— start of Information given —

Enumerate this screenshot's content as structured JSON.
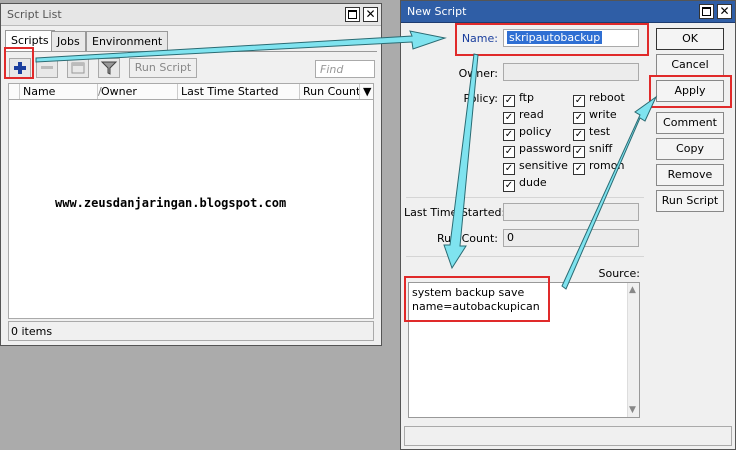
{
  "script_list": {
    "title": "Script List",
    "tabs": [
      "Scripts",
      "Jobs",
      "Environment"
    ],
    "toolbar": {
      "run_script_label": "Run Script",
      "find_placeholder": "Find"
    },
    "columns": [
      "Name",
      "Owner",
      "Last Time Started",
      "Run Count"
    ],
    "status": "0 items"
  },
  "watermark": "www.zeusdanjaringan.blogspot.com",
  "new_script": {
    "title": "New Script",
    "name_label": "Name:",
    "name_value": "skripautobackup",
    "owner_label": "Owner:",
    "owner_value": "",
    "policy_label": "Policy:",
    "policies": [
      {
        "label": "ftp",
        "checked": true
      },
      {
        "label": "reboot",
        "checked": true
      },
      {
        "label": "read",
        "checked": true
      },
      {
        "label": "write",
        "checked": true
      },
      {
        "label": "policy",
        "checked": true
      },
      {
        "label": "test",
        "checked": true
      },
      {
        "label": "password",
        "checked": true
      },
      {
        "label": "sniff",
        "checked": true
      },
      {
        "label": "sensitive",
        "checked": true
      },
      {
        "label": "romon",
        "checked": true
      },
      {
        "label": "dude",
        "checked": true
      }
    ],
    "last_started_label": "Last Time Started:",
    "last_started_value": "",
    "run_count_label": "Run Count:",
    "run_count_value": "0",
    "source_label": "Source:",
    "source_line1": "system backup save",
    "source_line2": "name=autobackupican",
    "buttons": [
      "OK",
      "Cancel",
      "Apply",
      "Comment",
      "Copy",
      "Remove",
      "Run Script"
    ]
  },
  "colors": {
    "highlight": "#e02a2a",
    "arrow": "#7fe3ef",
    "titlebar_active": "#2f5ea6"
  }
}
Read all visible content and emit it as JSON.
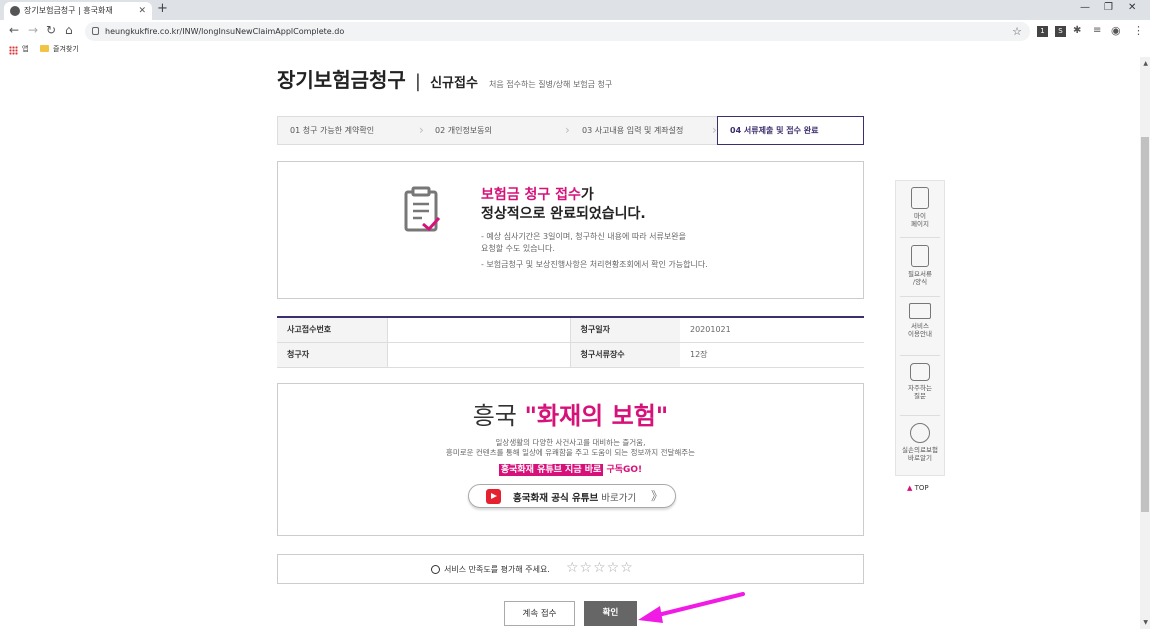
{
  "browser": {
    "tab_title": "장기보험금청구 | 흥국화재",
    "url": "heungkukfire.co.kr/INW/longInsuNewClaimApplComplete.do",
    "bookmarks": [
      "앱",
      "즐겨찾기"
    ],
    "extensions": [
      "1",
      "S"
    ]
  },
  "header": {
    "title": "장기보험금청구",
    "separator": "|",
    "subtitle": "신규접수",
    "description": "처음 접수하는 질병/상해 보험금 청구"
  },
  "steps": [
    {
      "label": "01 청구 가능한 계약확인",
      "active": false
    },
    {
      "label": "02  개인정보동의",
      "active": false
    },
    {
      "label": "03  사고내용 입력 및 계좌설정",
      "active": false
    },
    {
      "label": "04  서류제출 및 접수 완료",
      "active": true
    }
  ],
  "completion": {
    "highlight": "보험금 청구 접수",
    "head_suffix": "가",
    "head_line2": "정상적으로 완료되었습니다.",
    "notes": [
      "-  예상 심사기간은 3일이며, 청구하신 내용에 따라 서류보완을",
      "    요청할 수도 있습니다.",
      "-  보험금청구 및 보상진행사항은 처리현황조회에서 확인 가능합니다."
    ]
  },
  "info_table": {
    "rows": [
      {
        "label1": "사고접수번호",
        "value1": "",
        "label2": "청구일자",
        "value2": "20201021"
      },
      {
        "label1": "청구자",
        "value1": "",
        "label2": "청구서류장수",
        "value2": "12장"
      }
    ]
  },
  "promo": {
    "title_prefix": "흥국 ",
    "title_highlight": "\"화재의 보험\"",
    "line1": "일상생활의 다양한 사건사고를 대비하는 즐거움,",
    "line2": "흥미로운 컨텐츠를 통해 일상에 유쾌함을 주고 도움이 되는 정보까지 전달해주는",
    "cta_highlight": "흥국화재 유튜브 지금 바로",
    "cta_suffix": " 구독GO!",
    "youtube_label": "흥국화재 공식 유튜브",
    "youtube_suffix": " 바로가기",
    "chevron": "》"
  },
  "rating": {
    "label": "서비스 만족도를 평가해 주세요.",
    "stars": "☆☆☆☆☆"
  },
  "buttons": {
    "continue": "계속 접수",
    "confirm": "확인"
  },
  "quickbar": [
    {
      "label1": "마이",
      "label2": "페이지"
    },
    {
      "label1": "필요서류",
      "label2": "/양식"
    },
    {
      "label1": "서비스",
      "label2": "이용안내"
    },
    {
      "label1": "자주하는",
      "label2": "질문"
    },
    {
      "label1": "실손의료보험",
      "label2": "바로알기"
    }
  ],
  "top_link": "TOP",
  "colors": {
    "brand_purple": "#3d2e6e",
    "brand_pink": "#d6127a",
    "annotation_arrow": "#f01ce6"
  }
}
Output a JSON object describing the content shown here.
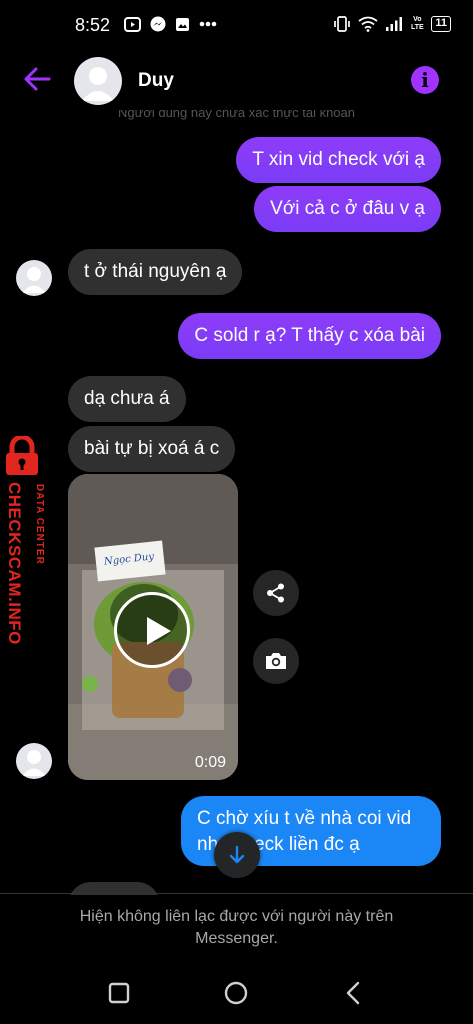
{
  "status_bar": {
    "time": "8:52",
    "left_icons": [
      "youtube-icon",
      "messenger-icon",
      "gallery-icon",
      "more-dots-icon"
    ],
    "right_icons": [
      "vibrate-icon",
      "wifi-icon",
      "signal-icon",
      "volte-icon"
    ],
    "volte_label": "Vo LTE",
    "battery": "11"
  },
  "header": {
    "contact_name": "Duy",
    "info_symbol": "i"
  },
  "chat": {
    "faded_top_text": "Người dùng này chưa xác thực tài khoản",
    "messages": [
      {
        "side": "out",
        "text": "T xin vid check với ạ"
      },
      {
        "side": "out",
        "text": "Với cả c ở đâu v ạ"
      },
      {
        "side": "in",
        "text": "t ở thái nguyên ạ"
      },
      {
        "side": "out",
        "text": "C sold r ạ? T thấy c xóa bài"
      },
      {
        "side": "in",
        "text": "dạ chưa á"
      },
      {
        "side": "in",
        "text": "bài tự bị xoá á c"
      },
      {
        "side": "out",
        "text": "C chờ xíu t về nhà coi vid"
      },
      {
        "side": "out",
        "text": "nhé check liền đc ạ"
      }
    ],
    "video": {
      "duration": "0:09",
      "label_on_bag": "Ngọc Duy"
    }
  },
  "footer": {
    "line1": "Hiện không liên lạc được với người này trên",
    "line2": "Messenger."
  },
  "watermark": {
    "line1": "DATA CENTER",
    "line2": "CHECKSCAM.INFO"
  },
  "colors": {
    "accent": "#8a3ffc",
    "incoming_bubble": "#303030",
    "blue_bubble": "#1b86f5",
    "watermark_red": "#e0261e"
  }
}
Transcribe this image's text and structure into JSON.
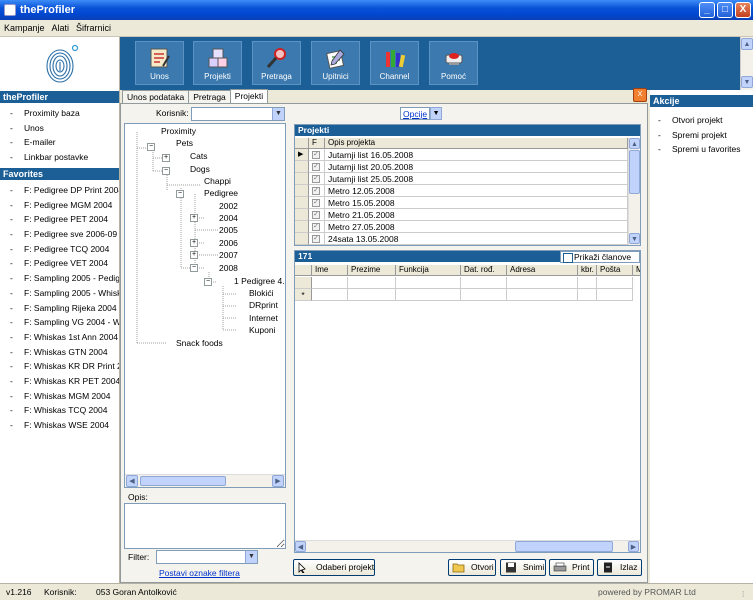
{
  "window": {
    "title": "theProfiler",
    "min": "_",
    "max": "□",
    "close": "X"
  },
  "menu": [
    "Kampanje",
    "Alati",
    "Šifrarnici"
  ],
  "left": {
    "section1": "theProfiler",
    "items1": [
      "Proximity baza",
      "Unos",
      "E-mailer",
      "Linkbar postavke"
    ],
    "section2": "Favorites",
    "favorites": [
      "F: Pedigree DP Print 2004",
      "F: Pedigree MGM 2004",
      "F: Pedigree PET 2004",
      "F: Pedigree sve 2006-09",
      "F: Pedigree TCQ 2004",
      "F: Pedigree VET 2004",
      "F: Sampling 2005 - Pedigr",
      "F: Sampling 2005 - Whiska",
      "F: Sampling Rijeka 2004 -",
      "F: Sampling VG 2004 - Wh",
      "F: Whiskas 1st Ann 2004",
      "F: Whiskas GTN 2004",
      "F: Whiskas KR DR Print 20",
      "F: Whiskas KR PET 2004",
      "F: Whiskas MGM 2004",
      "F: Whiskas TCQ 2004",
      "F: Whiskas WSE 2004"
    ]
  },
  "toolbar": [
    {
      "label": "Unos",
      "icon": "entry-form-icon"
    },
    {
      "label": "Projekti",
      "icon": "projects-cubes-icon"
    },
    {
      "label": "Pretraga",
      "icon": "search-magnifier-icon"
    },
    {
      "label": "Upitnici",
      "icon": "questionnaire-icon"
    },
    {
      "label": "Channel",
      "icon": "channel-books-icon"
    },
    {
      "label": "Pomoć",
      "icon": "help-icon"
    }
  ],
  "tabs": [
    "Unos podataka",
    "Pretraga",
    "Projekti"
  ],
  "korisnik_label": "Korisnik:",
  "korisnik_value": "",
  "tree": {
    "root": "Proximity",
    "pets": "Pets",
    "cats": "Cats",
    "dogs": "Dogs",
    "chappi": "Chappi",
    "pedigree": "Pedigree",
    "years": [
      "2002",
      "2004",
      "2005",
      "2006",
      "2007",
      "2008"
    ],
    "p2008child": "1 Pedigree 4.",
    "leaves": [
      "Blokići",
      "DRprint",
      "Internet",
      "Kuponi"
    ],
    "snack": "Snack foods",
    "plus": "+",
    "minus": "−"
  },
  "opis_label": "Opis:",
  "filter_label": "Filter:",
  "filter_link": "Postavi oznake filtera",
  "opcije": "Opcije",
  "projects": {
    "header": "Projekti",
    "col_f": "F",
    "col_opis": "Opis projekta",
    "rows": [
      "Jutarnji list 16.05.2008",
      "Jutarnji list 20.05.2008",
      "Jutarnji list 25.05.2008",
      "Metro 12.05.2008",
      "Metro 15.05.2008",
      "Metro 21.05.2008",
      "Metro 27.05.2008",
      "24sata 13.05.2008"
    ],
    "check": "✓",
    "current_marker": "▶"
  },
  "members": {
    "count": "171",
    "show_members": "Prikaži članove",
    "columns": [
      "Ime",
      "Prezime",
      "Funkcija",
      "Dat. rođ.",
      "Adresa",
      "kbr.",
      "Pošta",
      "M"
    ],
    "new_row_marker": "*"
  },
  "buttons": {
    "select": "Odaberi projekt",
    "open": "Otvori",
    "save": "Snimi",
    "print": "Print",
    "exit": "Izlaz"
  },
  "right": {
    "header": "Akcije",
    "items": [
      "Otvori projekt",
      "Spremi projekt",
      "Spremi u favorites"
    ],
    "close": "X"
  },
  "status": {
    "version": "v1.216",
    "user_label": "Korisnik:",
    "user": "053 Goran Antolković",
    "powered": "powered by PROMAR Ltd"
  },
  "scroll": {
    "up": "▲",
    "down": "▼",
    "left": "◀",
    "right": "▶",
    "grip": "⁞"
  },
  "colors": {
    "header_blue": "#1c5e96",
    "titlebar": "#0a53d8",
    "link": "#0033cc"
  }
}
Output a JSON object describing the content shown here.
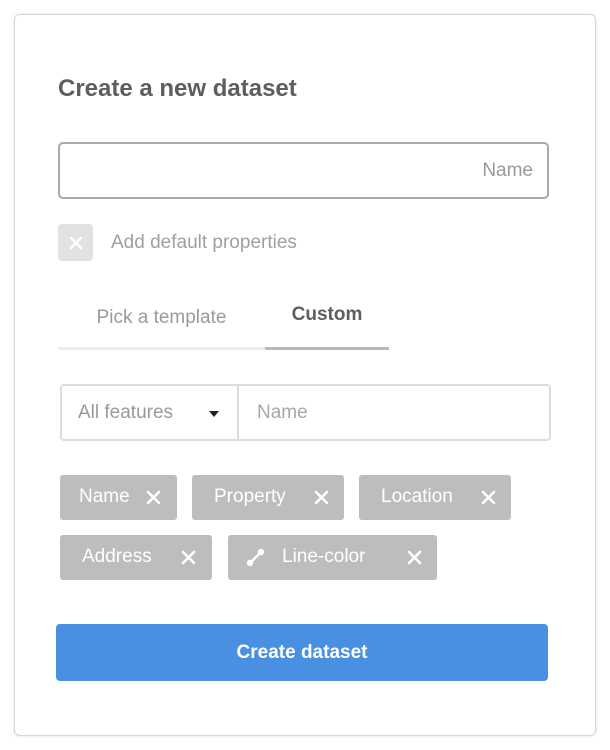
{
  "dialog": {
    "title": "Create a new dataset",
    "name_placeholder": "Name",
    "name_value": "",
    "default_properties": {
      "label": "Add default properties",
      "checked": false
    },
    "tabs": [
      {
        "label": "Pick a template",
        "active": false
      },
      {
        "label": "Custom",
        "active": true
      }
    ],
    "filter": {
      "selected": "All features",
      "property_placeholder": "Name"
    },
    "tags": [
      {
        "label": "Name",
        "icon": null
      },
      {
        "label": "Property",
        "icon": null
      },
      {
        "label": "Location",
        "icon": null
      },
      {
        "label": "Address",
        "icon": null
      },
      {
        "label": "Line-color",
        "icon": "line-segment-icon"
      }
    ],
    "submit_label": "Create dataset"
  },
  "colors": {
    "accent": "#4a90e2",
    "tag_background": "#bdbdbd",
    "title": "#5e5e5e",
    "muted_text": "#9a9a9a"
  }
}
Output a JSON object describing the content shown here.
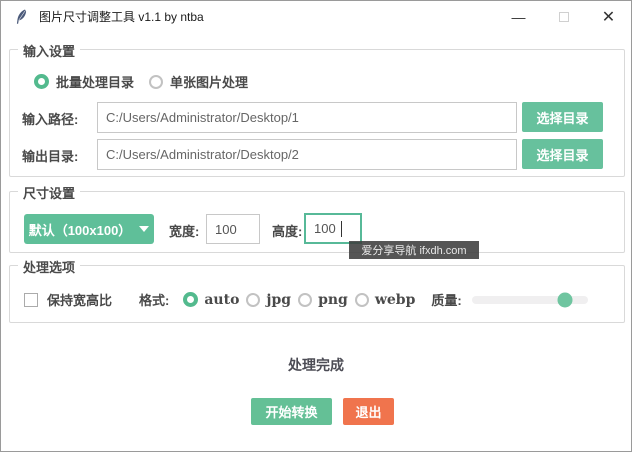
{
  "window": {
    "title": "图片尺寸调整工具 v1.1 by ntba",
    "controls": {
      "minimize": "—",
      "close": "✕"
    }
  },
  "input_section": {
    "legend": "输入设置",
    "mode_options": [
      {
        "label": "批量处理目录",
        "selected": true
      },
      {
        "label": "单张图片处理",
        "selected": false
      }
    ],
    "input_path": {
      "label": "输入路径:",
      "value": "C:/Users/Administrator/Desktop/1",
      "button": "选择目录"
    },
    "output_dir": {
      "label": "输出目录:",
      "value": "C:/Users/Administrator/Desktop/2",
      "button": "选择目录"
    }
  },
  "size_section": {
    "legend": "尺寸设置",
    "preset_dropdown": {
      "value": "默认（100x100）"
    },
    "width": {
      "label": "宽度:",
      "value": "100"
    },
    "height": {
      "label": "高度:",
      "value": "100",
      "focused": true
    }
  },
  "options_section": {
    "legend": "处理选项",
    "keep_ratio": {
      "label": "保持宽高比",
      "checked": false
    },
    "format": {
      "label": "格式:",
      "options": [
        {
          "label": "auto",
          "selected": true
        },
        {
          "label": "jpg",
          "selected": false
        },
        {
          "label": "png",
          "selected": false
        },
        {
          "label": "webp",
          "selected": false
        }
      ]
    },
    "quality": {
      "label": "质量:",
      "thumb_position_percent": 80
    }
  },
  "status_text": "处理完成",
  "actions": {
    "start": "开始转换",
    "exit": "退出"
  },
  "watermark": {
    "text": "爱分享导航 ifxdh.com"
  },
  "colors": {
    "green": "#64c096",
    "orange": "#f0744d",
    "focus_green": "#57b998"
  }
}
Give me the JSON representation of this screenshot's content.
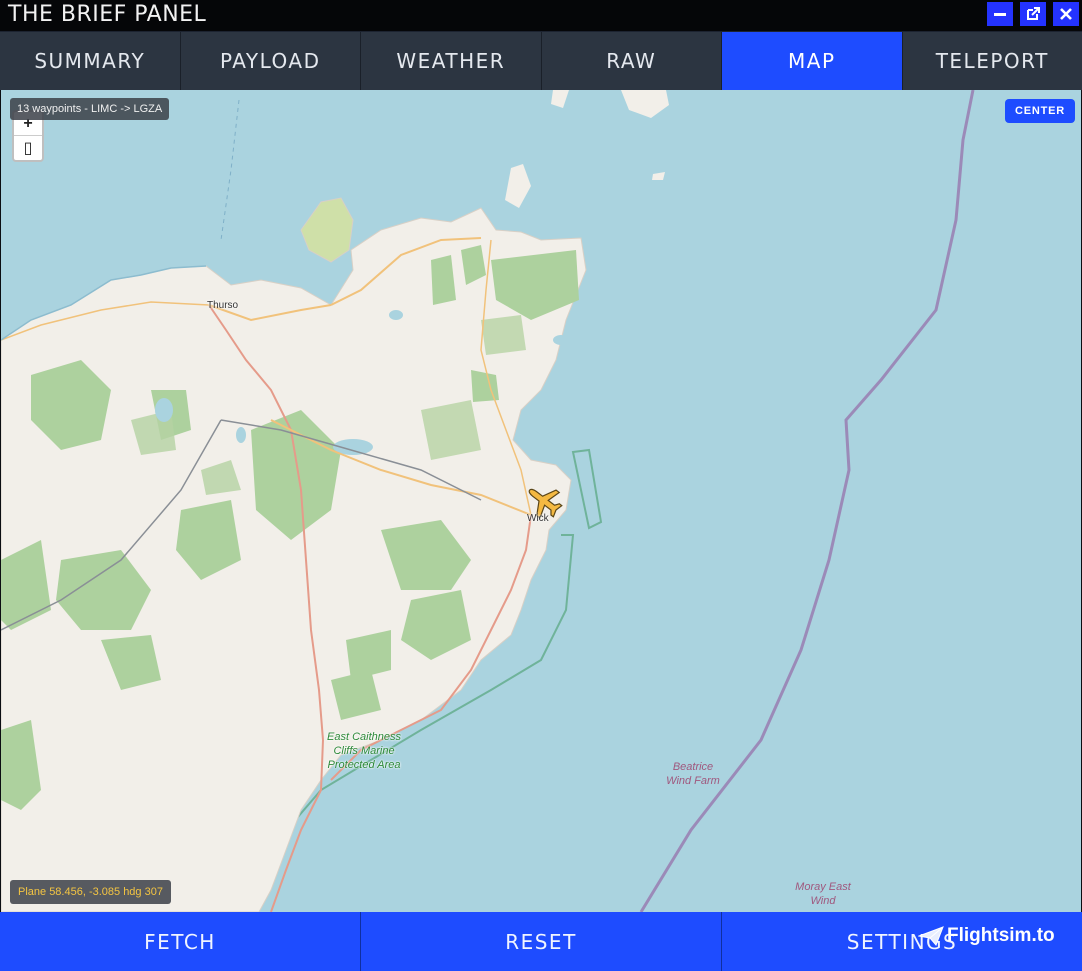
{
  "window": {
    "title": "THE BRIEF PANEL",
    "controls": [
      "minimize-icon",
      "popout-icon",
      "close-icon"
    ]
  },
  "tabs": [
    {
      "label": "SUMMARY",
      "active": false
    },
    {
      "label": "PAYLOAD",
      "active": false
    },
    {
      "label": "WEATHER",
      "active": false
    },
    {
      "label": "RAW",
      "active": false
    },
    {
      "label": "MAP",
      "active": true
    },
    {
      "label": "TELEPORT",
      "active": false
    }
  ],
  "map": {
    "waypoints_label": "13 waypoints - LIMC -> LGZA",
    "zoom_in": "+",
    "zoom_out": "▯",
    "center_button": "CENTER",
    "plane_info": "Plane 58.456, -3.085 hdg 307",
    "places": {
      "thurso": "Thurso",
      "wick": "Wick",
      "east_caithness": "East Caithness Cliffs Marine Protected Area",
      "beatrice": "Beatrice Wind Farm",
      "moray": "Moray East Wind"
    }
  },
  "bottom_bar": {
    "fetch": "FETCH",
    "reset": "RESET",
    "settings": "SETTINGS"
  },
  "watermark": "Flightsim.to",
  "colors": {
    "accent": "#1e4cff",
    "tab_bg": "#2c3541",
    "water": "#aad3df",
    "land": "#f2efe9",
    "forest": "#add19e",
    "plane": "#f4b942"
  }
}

— end of Information given —

**What is required:** In the records above, how many lines contain the word "dataset"? Give the number alone.

**Correct response:** 2